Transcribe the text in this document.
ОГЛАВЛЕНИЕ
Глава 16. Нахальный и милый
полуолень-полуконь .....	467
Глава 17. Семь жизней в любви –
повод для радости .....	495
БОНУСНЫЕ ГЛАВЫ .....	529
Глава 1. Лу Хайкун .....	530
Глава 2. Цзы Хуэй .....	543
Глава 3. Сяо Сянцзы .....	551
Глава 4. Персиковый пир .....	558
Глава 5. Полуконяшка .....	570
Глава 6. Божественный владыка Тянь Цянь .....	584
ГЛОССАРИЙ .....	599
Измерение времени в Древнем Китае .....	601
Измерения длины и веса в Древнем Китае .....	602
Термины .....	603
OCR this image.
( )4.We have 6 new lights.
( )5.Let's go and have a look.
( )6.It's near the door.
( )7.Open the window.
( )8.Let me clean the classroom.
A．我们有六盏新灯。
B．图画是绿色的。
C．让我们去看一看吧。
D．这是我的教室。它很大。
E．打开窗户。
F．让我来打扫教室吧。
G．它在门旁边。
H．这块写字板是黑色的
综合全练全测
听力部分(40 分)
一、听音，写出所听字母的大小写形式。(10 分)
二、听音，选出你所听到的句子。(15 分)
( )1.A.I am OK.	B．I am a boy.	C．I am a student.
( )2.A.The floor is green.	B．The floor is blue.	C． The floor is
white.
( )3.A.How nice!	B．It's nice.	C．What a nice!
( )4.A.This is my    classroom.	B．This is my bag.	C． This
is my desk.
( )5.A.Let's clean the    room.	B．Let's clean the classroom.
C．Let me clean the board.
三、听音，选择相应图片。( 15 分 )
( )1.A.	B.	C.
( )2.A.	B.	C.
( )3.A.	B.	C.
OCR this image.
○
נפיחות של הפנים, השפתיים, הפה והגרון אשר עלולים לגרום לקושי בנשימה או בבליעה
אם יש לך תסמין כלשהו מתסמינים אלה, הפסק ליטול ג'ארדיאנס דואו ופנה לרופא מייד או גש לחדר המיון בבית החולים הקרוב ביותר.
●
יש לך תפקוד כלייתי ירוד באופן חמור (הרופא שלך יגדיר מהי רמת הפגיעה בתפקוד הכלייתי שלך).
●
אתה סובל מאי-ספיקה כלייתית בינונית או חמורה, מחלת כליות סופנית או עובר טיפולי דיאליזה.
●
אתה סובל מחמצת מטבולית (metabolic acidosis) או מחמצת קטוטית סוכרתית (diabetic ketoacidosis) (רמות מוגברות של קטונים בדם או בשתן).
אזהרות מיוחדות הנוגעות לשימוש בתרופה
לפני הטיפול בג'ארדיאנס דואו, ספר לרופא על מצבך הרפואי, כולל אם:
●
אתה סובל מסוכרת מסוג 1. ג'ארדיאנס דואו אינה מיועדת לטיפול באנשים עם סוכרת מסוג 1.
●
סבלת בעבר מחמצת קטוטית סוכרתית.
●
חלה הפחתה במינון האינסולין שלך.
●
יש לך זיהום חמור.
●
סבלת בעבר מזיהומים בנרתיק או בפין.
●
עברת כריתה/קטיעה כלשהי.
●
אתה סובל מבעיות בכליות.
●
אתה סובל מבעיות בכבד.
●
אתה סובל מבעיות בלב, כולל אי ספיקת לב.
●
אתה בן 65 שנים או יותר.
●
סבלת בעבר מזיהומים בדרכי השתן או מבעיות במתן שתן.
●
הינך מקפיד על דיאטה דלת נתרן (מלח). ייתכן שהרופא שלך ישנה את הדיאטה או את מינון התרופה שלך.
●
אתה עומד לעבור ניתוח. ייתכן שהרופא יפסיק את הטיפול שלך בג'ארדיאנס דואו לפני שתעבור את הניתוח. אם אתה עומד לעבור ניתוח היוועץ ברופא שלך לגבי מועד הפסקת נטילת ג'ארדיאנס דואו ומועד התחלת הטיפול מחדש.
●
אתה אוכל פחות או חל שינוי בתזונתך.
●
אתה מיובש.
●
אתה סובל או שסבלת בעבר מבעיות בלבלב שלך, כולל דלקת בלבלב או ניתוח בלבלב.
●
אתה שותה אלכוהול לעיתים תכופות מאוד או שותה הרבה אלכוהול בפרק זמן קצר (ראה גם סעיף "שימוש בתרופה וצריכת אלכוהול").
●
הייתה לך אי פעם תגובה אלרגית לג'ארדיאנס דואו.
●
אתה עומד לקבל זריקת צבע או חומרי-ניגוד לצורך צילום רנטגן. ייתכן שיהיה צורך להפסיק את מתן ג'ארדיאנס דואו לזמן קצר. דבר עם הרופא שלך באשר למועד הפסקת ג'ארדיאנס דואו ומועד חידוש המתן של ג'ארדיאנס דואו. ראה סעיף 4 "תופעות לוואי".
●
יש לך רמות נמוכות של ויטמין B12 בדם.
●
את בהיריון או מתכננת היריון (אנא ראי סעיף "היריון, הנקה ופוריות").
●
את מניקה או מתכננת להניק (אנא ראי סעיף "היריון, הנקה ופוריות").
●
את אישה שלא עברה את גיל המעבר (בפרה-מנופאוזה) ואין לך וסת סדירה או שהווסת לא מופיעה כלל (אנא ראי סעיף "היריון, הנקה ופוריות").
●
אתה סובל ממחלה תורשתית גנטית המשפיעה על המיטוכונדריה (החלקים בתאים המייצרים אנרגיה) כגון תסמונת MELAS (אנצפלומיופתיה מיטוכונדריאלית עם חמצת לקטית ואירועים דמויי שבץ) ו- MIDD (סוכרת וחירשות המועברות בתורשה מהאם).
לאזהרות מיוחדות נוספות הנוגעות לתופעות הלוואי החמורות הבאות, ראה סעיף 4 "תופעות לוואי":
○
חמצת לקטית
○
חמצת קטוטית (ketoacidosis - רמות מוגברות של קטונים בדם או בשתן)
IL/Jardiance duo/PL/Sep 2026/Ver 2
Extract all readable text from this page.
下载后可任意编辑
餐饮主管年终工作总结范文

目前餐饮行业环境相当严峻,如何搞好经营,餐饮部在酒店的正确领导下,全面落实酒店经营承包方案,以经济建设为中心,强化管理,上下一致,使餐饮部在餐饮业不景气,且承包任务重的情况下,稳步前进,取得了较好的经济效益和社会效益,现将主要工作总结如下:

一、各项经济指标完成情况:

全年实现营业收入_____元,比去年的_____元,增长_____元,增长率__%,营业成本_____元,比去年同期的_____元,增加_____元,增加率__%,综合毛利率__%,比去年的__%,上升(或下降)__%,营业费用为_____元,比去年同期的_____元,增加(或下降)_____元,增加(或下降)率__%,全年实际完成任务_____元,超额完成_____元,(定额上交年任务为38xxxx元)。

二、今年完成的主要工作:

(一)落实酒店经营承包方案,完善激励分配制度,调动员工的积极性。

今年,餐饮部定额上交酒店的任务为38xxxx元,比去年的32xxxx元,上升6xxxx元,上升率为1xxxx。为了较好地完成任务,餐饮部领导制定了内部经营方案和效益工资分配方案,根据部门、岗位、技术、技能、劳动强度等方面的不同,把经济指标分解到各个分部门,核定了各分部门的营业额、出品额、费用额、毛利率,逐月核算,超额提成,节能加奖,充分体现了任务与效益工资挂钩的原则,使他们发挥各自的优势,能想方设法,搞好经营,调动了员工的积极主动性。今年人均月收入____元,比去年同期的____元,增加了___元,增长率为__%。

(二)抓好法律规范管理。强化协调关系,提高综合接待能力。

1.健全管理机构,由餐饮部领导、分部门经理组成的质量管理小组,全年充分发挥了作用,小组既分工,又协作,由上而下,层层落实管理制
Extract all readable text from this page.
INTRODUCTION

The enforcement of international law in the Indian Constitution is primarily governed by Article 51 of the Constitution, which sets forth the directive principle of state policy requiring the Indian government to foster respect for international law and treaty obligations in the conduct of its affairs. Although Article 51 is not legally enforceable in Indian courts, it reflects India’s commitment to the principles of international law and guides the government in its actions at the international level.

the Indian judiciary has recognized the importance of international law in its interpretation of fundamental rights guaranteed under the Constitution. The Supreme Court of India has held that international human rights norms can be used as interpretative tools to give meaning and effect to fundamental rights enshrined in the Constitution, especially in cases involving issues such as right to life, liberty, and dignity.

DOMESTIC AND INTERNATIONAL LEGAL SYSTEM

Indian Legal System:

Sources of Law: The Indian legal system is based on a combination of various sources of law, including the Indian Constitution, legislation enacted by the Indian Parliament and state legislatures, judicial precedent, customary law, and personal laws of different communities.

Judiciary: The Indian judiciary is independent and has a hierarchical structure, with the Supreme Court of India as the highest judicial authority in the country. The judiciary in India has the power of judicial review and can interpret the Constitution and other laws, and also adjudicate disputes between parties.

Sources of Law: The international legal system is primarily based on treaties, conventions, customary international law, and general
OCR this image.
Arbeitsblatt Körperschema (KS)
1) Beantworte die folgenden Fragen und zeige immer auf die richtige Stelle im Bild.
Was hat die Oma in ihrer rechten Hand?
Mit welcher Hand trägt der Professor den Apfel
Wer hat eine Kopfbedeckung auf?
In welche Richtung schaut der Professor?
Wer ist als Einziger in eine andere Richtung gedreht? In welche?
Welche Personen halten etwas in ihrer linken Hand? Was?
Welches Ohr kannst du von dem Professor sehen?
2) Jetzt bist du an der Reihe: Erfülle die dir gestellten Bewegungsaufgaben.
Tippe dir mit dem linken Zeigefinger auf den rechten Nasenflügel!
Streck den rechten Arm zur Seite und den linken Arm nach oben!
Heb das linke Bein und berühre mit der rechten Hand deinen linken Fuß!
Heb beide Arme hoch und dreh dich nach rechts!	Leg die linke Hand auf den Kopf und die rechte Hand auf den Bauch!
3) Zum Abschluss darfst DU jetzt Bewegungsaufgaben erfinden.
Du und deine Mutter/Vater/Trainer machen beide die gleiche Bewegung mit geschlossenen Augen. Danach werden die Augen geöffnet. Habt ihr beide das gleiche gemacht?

§ Stated goal:
In the listing, find every line containing the word "מזיהומים" and list it.

§ Solved exercise:
סבלת בעבר מזיהומים בנרתיק או בפין.
סבלת בעבר מזיהומים בדרכי השתן או מבעיות במתן שתן.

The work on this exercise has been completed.